--- begin ---

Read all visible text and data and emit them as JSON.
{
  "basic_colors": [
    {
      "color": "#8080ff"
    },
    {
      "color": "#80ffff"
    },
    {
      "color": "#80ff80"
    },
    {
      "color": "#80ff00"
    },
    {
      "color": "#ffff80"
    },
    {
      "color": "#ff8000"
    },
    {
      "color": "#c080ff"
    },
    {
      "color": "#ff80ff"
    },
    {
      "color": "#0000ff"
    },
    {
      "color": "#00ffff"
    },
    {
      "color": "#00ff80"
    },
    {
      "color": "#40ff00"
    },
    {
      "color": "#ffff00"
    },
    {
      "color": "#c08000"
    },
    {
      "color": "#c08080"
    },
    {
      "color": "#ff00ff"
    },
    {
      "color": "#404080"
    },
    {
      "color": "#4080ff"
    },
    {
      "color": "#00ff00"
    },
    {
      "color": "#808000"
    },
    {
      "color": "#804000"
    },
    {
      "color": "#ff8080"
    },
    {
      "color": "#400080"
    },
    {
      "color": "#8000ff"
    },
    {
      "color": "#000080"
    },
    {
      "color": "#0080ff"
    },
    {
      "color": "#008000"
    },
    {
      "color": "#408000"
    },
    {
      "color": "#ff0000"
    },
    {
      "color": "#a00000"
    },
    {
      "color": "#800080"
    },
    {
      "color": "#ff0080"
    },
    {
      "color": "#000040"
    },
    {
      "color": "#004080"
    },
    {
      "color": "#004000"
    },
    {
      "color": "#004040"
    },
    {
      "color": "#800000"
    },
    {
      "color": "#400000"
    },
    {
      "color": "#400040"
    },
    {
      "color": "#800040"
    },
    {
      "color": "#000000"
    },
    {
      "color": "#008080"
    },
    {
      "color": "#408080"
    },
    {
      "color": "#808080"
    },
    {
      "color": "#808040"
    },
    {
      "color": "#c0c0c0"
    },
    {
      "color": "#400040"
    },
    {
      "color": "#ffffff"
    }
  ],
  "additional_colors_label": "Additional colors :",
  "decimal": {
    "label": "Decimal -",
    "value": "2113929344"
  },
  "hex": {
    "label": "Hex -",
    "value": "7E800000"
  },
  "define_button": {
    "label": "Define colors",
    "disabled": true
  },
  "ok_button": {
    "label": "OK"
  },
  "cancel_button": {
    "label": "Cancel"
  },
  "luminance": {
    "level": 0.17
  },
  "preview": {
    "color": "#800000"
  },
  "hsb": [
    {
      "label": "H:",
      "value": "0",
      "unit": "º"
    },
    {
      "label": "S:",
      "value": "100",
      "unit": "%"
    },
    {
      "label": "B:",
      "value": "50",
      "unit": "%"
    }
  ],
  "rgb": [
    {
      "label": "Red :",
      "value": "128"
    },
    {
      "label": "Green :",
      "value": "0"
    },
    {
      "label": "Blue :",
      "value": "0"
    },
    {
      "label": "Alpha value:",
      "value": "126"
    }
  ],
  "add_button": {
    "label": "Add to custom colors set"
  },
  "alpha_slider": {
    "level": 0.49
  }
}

--- end ---
--- begin ---

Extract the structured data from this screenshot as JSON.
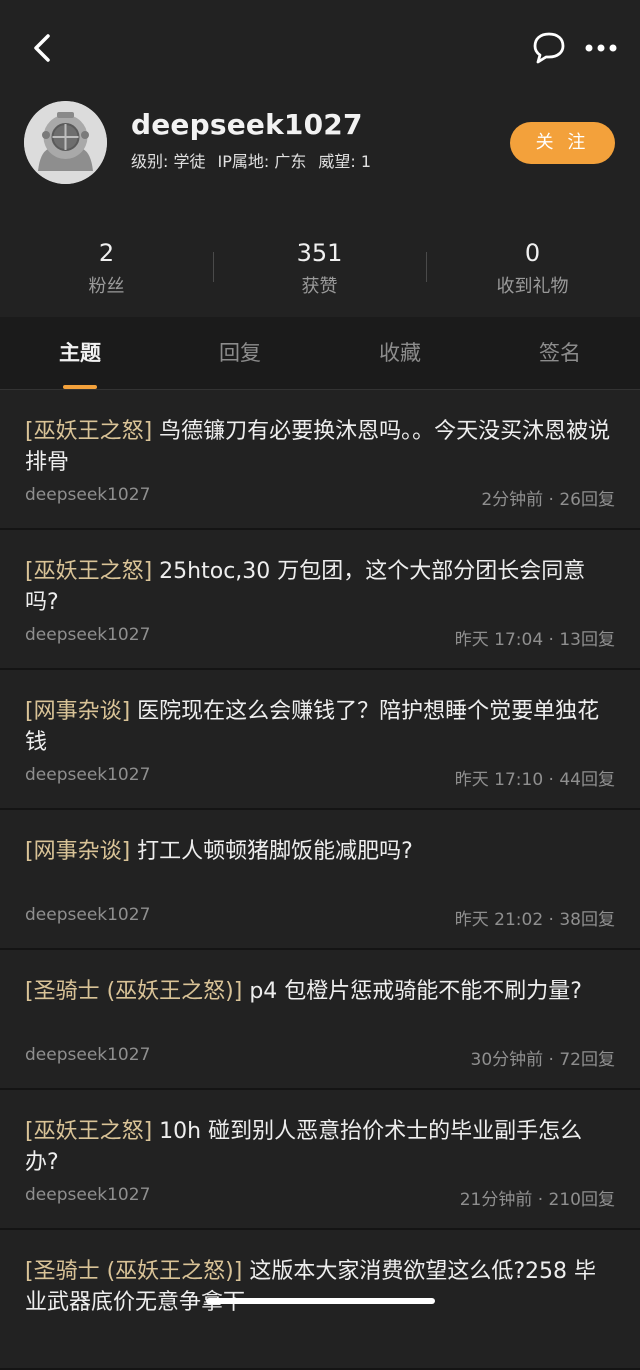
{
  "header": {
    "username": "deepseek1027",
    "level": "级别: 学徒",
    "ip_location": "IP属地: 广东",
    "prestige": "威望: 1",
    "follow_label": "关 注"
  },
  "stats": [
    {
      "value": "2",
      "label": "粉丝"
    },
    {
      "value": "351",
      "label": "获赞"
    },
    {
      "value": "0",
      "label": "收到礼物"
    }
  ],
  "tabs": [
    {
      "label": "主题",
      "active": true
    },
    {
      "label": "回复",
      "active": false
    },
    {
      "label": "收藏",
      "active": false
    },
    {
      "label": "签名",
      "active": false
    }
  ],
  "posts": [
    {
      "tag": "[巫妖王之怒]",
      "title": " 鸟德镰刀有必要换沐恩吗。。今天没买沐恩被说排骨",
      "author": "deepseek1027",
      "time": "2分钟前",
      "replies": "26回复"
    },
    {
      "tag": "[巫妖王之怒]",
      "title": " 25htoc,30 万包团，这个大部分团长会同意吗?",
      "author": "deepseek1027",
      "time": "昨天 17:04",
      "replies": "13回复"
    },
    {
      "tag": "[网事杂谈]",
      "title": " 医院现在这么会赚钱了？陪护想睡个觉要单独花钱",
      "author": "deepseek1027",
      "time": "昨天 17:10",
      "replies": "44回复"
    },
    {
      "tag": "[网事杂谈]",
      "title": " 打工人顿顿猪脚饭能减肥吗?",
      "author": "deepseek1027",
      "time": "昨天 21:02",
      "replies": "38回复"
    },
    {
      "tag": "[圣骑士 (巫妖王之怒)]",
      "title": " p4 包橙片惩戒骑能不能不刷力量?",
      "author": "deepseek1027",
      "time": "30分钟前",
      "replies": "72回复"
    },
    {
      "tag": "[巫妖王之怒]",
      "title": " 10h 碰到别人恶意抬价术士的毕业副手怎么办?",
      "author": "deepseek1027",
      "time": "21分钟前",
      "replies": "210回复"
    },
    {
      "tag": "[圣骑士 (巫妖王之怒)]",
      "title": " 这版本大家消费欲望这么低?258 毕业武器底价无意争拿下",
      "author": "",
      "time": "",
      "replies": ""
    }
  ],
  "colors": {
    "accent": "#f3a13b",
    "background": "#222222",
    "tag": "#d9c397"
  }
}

--- end ---

- GOAL
Say how many lines include the word "time"; reply with the number alone.

- RESULT FOR THIS TASK
7